Passage to read:
Seeking from end of file throwing unsupported exception

Question

I have this code snippet and I'm trying to seek backwards from the end of file using python:

f=open('D:\SGStat.txt','a');
    f.seek(0,2)
    f.seek(-3,2)

This throws the following exception while running:

f.seek(-3,2)
io.UnsupportedOperation: can't do nonzero end-relative seeks

Am i missing something here?

Python 3 only supports text file seeks from the beginning of the file. If you want to get the last three lines of a file, you can use deque(f, 3) to iterate over just those lines. — Dane White, Feb 03 '14 at 20:44
You can no-longer seek to arbitrary positions in a text file *by design*. That's because encodings like UTF-8 have an unpredictable number of bytes per character. Seek() cannot blindly seek to a position in a file and expect to be at the beginning of a character. — Philip Couling, Feb 26 '20 at 13:08

score 66 · Accepted Answer · edited Jan 31 '21 at 06:21

From the documentation for Python 3.2 and up:

In text files (those opened without a b in the mode string), only seeks relative to the beginning of the file are allowed (the exception being seeking to the very file end with seek(0, 2)).

This is because text files do not have a 1-to-1 correspondence between encoded bytes and the characters they represent, so seek can't tell where to jump to in the file to move by a certain number of characters.

If your program is okay with working in terms of raw bytes, you can change your program to read:

f = open('D:\SGStat.txt', 'ab')
f.seek(-3, 2)

Note the b in the mode string, for a binary file. (Also note the removal of the redundant f.seek(0, 2) call.)

However, you should be aware that adding the b flag when you are reading or writing text can have unintended consequences (with multibyte encoding for example), and in fact changes the type of data read or written.

Eric Lindsey · Answer 2 · 2022-06-25T01:32:05.133

59

The existing answers do answer the question, but provide no solution.

As pointed out in the comments, this answer is based on undefined behavior and does not handle UnicodeDecodeError, which you may encounter with UTF-8 files. It works fine with ASCII and other fixed-width encodings as long as you seek to the beginning of a character. Please see Philip's answer which includes a workaround and further comments discussing why seeking backwards in UTF-8 is a problem.

(Items taken from a dataset)

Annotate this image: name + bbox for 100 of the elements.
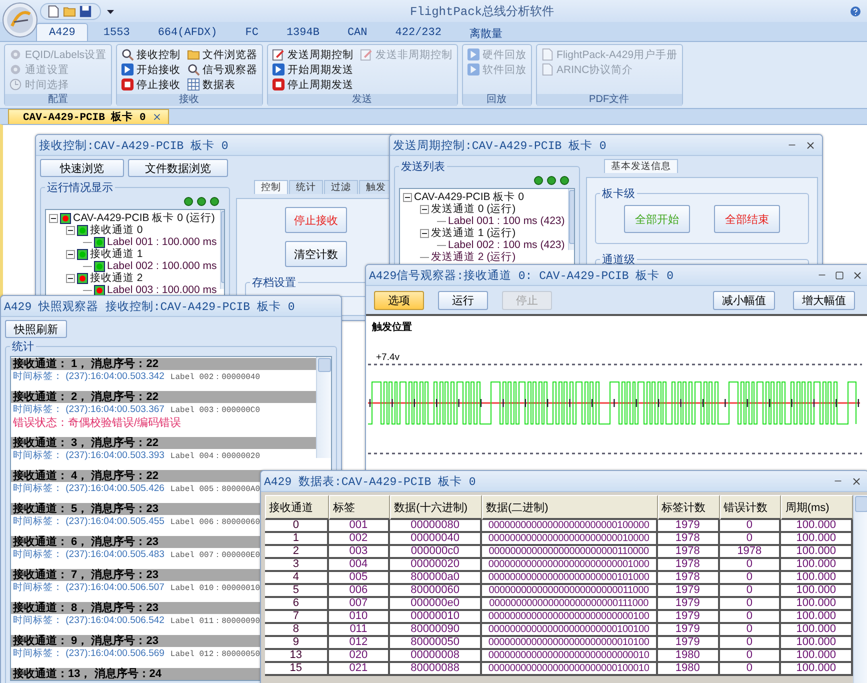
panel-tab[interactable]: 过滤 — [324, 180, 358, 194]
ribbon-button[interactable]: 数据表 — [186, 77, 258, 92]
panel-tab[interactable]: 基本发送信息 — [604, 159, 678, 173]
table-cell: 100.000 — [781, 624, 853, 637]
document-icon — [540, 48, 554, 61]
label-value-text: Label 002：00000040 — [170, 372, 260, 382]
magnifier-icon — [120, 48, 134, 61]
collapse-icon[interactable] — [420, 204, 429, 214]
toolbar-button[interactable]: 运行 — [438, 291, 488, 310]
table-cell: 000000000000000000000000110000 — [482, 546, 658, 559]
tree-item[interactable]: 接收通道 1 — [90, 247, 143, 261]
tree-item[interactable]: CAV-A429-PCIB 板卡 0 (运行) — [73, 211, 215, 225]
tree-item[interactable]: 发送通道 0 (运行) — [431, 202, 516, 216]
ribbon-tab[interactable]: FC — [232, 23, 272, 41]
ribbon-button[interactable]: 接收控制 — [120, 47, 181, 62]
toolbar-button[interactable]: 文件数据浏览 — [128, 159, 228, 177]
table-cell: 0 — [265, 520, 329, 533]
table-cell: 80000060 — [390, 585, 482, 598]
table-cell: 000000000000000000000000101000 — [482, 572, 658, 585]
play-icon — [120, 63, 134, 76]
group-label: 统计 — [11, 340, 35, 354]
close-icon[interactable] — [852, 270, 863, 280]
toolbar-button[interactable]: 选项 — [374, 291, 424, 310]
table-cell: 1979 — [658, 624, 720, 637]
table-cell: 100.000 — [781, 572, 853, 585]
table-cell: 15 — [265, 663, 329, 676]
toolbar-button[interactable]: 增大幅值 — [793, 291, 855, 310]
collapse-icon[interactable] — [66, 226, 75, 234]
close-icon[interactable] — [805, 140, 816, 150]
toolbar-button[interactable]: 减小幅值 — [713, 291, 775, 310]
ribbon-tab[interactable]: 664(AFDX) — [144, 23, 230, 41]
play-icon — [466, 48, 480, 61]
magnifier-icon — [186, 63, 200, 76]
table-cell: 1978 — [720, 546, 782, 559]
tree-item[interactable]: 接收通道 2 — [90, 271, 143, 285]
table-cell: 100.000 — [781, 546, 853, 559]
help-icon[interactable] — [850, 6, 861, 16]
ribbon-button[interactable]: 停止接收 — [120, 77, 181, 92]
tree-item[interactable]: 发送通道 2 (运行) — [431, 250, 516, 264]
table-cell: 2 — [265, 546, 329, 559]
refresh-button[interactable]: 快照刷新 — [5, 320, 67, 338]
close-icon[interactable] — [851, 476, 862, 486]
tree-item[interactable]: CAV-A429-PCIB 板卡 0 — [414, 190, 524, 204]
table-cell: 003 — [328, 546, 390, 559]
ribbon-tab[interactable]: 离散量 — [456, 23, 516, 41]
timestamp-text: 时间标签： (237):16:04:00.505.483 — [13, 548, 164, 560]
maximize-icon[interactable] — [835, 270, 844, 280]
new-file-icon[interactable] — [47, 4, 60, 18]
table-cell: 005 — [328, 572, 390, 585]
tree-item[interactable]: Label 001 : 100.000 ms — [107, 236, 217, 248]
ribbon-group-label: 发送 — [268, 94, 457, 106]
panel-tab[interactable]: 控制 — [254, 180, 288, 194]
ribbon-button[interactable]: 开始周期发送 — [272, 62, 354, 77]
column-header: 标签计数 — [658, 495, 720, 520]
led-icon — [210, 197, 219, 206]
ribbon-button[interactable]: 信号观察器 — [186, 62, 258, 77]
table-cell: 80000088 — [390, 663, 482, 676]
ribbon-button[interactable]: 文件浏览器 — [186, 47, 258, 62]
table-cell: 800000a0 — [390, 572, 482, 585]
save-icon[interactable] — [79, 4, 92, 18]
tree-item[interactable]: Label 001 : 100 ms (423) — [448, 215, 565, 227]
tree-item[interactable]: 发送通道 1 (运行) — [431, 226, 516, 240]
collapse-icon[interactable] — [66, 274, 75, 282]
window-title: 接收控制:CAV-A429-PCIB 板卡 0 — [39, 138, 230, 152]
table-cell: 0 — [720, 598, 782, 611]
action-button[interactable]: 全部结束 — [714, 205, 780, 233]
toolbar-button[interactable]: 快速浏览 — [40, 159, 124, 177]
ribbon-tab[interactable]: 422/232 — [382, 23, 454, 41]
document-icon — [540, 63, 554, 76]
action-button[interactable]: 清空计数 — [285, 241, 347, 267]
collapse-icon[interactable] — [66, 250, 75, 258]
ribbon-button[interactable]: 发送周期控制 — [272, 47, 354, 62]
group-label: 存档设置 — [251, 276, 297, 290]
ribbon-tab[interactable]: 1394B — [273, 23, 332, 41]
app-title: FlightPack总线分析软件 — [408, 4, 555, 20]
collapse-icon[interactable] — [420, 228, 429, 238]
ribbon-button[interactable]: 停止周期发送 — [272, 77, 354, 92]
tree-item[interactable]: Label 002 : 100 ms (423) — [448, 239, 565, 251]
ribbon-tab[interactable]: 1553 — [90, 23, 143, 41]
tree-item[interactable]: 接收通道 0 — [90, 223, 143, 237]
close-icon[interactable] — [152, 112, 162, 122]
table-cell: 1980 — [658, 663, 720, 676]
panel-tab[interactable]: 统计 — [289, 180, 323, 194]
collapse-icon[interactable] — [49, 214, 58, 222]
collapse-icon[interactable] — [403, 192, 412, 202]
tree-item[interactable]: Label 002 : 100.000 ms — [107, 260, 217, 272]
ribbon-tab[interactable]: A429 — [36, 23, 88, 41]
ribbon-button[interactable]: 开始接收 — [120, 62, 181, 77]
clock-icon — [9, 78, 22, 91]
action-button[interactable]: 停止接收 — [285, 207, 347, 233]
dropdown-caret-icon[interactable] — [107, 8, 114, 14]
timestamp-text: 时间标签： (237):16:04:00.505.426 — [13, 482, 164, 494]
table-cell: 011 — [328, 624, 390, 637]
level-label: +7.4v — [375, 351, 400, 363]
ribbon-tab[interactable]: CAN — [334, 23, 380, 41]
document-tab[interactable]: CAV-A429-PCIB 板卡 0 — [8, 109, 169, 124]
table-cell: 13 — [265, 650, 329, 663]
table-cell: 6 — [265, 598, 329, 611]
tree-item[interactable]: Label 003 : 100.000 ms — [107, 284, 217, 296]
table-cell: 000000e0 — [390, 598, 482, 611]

Work to do:
A. In the thread on seeking from the end of a file, what exception message does the call f.seek(-3,2) produce?
B. Do these statements agree with the thread on seeking from the end of a file? For each, answer yes or no and quote the words that decide it.
(i) The accepted answer's fix keeps the f.seek(0, 2) call.
(ii) In text files, seeking to the very end of the file with seek(0, 2) is allowed.
(iii) The second answer handles UnicodeDecodeError.
The listing is separate material and has nothing to do with the thread on seeking from the end of a file.

Solutions below:
A. io.UnsupportedOperation: can't do nonzero end-relative seeks

B.
(i) No: "Also note the removal of the redundant f.seek(0, 2) call."
(ii) Yes: "the exception being seeking to the very file end with seek(0, 2)"
(iii) No: "does not handle UnicodeDecodeError"